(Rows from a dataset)

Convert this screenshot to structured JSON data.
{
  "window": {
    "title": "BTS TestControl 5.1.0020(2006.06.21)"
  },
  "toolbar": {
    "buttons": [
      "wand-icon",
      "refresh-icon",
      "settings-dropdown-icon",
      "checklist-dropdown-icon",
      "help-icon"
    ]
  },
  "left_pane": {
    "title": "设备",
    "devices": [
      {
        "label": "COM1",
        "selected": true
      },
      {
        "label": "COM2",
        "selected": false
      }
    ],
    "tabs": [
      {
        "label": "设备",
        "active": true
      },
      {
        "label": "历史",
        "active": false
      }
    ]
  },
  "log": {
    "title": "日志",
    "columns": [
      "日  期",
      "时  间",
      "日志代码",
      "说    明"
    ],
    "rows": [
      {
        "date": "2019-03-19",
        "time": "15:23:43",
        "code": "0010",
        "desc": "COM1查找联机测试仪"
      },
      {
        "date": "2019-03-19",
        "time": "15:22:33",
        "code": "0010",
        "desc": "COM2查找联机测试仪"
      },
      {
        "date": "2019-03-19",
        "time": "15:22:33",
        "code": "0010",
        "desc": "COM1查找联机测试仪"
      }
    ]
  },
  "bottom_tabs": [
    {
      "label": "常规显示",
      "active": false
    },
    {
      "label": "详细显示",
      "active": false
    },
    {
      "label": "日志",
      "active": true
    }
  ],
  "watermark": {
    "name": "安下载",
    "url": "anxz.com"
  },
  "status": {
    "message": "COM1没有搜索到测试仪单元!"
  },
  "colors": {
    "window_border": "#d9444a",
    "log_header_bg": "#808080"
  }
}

**Task details:** Retype every record above exactly as it appears.

**Answer:**
Convert this screenshot to structured JSON data.
{
  "window": {
    "title": "BTS TestControl 5.1.0020(2006.06.21)"
  },
  "toolbar": {
    "buttons": [
      "wand-icon",
      "refresh-icon",
      "settings-dropdown-icon",
      "checklist-dropdown-icon",
      "help-icon"
    ]
  },
  "left_pane": {
    "title": "设备",
    "devices": [
      {
        "label": "COM1",
        "selected": true
      },
      {
        "label": "COM2",
        "selected": false
      }
    ],
    "tabs": [
      {
        "label": "设备",
        "active": true
      },
      {
        "label": "历史",
        "active": false
      }
    ]
  },
  "log": {
    "title": "日志",
    "columns": [
      "日  期",
      "时  间",
      "日志代码",
      "说    明"
    ],
    "rows": [
      {
        "date": "2019-03-19",
        "time": "15:23:43",
        "code": "0010",
        "desc": "COM1查找联机测试仪"
      },
      {
        "date": "2019-03-19",
        "time": "15:22:33",
        "code": "0010",
        "desc": "COM2查找联机测试仪"
      },
      {
        "date": "2019-03-19",
        "time": "15:22:33",
        "code": "0010",
        "desc": "COM1查找联机测试仪"
      }
    ]
  },
  "bottom_tabs": [
    {
      "label": "常规显示",
      "active": false
    },
    {
      "label": "详细显示",
      "active": false
    },
    {
      "label": "日志",
      "active": true
    }
  ],
  "watermark": {
    "name": "安下载",
    "url": "anxz.com"
  },
  "status": {
    "message": "COM1没有搜索到测试仪单元!"
  },
  "colors": {
    "window_border": "#d9444a",
    "log_header_bg": "#808080"
  }
}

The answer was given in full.